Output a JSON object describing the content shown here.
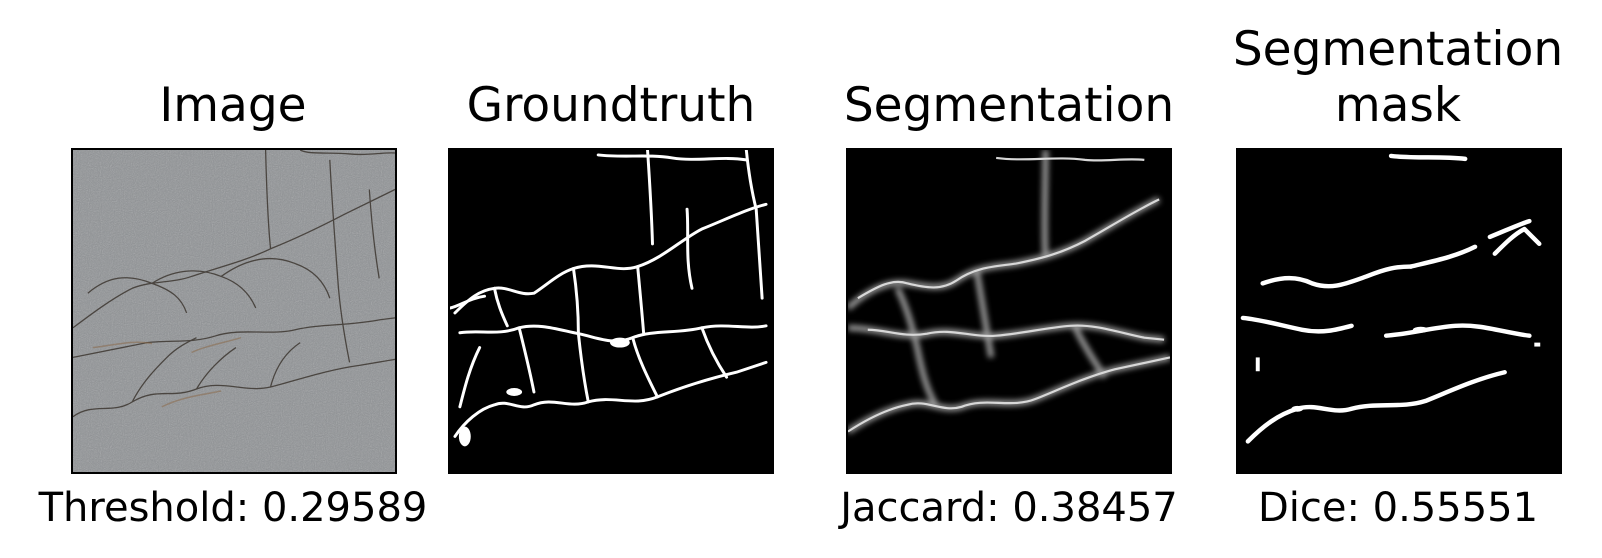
{
  "panels": [
    {
      "id": "image",
      "title": "Image",
      "caption": "Threshold: 0.29589"
    },
    {
      "id": "groundtruth",
      "title": "Groundtruth",
      "caption": ""
    },
    {
      "id": "segmentation",
      "title": "Segmentation",
      "caption": "Jaccard: 0.38457"
    },
    {
      "id": "mask",
      "title_line1": "Segmentation",
      "title_line2": "mask",
      "caption": "Dice: 0.55551"
    }
  ],
  "colors": {
    "asphalt": "#8f9295",
    "crack_dark": "#4a4540",
    "mask_bg": "#000000",
    "mask_fg": "#ffffff"
  }
}
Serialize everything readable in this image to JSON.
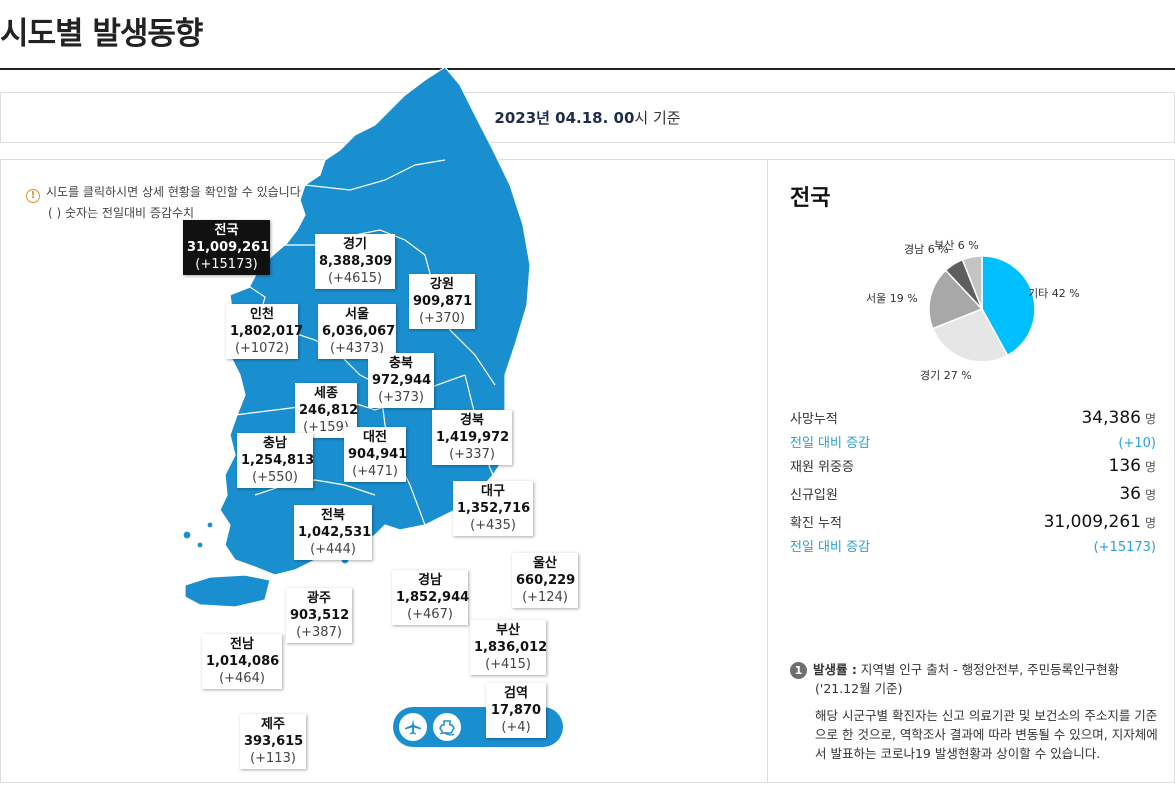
{
  "header": {
    "title": "시도별 발생동향"
  },
  "basis": {
    "date": "2023년 04.18. 00",
    "suffix": "시 기준"
  },
  "notice": {
    "icon": "info-icon",
    "line1": "시도를 클릭하시면 상세 현황을 확인할 수 있습니다.",
    "line2": "( ) 숫자는 전일대비 증감수치"
  },
  "regions": [
    {
      "key": "national",
      "name": "전국",
      "total": "31,009,261",
      "delta": "(+15173)",
      "active": true
    },
    {
      "key": "gyeonggi",
      "name": "경기",
      "total": "8,388,309",
      "delta": "(+4615)"
    },
    {
      "key": "gangwon",
      "name": "강원",
      "total": "909,871",
      "delta": "(+370)"
    },
    {
      "key": "incheon",
      "name": "인천",
      "total": "1,802,017",
      "delta": "(+1072)"
    },
    {
      "key": "seoul",
      "name": "서울",
      "total": "6,036,067",
      "delta": "(+4373)"
    },
    {
      "key": "chungbuk",
      "name": "충북",
      "total": "972,944",
      "delta": "(+373)"
    },
    {
      "key": "sejong",
      "name": "세종",
      "total": "246,812",
      "delta": "(+159)"
    },
    {
      "key": "daejeon",
      "name": "대전",
      "total": "904,941",
      "delta": "(+471)"
    },
    {
      "key": "gyeongbuk",
      "name": "경북",
      "total": "1,419,972",
      "delta": "(+337)"
    },
    {
      "key": "chungnam",
      "name": "충남",
      "total": "1,254,813",
      "delta": "(+550)"
    },
    {
      "key": "daegu",
      "name": "대구",
      "total": "1,352,716",
      "delta": "(+435)"
    },
    {
      "key": "jeonbuk",
      "name": "전북",
      "total": "1,042,531",
      "delta": "(+444)"
    },
    {
      "key": "ulsan",
      "name": "울산",
      "total": "660,229",
      "delta": "(+124)"
    },
    {
      "key": "gyeongnam",
      "name": "경남",
      "total": "1,852,944",
      "delta": "(+467)"
    },
    {
      "key": "gwangju",
      "name": "광주",
      "total": "903,512",
      "delta": "(+387)"
    },
    {
      "key": "busan",
      "name": "부산",
      "total": "1,836,012",
      "delta": "(+415)"
    },
    {
      "key": "jeonnam",
      "name": "전남",
      "total": "1,014,086",
      "delta": "(+464)"
    },
    {
      "key": "quarantine",
      "name": "검역",
      "total": "17,870",
      "delta": "(+4)"
    },
    {
      "key": "jeju",
      "name": "제주",
      "total": "393,615",
      "delta": "(+113)"
    }
  ],
  "quarantine_icons": [
    "airplane-icon",
    "ship-icon"
  ],
  "summary": {
    "title": "전국",
    "pie": {
      "slices": [
        {
          "name": "기타",
          "pct": 42,
          "label": "기타 42 %",
          "color": "#00bfff"
        },
        {
          "name": "경기",
          "pct": 27,
          "label": "경기 27 %",
          "color": "#e6e6e6"
        },
        {
          "name": "서울",
          "pct": 19,
          "label": "서울 19 %",
          "color": "#a8a8a8"
        },
        {
          "name": "경남",
          "pct": 6,
          "label": "경남 6 %",
          "color": "#5e5e5e"
        },
        {
          "name": "부산",
          "pct": 6,
          "label": "부산 6 %",
          "color": "#c4c4c4"
        }
      ]
    },
    "stats": {
      "deaths_label": "사망누적",
      "deaths_value": "34,386",
      "deaths_unit": "명",
      "deaths_delta_label": "전일 대비 증감",
      "deaths_delta": "(+10)",
      "critical_label": "재원 위중증",
      "critical_value": "136",
      "critical_unit": "명",
      "admitted_label": "신규입원",
      "admitted_value": "36",
      "admitted_unit": "명",
      "confirmed_label": "확진 누적",
      "confirmed_value": "31,009,261",
      "confirmed_unit": "명",
      "confirmed_delta_label": "전일 대비 증감",
      "confirmed_delta": "(+15173)"
    }
  },
  "footnote": {
    "num": "1",
    "label": "발생률 :",
    "source": " 지역별 인구 출처 - 행정안전부, 주민등록인구현황",
    "date": "('21.12월 기준)",
    "para": "해당 시군구별 확진자는 신고 의료기관 및 보건소의 주소지를 기준으로 한 것으로, 역학조사 결과에 따라 변동될 수 있으며, 지자체에서 발표하는 코로나19 발생현황과 상이할 수 있습니다."
  }
}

========================================

The request: Show each line of the listing that holds the string "있습니다".

Expected answer:
    "line1": "시도를 클릭하시면 상세 현황을 확인할 수 있습니다.",
    "para": "해당 시군구별 확진자는 신고 의료기관 및 보건소의 주소지를 기준으로 한 것으로, 역학조사 결과에 따라 변동될 수 있으며, 지자체에서 발표하는 코로나19 발생현황과 상이할 수 있습니다."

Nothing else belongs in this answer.